**What to do:** Check every line of the entries below for the word "Spam", and copy the ones that have it.

**Exercise inputs:**
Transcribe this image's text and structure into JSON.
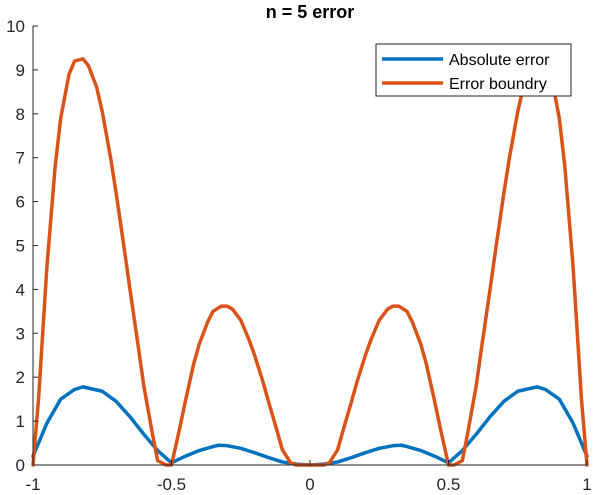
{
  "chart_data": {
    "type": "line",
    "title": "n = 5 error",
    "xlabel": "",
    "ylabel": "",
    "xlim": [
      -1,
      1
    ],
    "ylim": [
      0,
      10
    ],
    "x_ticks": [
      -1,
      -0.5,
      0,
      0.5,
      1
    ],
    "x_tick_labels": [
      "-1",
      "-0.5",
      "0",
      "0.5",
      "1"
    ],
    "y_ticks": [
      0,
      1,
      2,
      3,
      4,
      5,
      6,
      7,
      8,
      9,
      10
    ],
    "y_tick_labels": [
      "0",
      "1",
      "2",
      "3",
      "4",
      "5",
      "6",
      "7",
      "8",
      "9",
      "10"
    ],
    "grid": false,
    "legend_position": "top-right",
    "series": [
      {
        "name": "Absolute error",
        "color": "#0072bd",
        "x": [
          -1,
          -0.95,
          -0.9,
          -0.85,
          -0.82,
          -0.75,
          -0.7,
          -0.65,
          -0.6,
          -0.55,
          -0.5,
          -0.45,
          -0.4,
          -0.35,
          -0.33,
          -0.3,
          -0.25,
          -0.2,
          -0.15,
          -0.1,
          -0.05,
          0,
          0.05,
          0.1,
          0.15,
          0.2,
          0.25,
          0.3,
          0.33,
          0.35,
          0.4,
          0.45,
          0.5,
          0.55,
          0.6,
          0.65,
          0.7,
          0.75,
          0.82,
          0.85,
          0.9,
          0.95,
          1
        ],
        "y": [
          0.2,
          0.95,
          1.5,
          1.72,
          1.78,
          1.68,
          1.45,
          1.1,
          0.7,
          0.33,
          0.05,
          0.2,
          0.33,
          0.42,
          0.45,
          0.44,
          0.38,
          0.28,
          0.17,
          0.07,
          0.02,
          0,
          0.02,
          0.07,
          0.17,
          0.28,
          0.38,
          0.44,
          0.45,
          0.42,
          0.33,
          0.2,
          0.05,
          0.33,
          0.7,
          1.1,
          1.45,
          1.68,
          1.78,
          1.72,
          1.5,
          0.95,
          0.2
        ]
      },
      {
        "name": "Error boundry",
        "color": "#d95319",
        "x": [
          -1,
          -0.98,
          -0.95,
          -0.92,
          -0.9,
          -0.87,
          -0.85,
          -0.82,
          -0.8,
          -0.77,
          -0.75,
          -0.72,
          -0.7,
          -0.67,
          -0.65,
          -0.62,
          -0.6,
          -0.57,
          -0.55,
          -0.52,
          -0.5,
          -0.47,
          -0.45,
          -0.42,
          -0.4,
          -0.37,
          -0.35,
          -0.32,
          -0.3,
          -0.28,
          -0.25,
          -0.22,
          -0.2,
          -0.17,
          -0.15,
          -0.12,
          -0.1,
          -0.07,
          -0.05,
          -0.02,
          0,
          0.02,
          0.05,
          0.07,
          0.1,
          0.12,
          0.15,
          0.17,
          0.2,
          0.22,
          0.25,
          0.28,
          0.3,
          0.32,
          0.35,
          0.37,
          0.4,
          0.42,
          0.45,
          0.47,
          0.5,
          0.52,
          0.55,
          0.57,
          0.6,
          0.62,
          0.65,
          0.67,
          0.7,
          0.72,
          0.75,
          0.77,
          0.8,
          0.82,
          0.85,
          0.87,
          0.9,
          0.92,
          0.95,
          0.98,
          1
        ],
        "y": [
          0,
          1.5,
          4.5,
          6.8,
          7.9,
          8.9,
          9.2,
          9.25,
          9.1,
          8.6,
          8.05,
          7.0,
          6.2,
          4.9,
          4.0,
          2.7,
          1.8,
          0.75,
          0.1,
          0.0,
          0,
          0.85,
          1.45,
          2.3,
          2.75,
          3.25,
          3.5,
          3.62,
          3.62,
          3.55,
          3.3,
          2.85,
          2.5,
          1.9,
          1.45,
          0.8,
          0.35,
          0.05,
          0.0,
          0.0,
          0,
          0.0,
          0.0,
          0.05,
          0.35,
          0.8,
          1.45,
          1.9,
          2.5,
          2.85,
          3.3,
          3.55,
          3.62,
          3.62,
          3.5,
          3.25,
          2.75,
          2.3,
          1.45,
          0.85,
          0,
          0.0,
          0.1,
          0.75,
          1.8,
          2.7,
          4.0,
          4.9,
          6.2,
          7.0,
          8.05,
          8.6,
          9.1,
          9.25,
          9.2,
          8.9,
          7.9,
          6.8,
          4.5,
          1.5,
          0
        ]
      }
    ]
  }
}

---

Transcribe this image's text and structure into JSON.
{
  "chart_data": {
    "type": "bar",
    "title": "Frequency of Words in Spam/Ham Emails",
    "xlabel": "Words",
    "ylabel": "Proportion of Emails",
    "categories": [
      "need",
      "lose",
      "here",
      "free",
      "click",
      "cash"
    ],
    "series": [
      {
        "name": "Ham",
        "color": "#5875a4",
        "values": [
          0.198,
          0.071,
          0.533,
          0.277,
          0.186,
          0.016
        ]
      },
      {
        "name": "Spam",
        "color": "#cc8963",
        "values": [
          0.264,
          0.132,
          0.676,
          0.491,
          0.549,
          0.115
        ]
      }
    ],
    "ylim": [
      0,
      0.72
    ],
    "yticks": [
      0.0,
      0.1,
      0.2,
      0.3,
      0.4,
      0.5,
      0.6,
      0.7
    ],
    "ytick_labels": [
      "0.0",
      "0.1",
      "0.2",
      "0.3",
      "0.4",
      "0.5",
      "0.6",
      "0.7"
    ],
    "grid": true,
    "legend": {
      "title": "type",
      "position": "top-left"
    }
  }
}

* * *

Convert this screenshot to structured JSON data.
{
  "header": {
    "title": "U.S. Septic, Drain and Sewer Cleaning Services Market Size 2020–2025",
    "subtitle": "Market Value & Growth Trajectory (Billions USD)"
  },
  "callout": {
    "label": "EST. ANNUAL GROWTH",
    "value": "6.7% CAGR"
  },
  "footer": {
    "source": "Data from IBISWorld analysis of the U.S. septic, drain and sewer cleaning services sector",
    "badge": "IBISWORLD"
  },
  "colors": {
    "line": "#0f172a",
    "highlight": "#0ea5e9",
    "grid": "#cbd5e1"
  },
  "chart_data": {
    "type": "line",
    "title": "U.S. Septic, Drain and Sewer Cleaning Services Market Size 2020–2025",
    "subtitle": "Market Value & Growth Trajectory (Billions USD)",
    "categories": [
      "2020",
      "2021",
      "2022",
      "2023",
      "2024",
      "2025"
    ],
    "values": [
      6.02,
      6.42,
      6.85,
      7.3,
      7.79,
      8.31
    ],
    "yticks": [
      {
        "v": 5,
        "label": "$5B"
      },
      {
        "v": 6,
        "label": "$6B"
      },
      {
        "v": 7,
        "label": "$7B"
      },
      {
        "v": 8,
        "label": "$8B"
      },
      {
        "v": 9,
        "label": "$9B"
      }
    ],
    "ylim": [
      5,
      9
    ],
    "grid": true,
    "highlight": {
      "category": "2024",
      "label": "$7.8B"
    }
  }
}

**Written response:**
    "title": "Frequency of Words in Spam/Ham Emails",
        "name": "Spam",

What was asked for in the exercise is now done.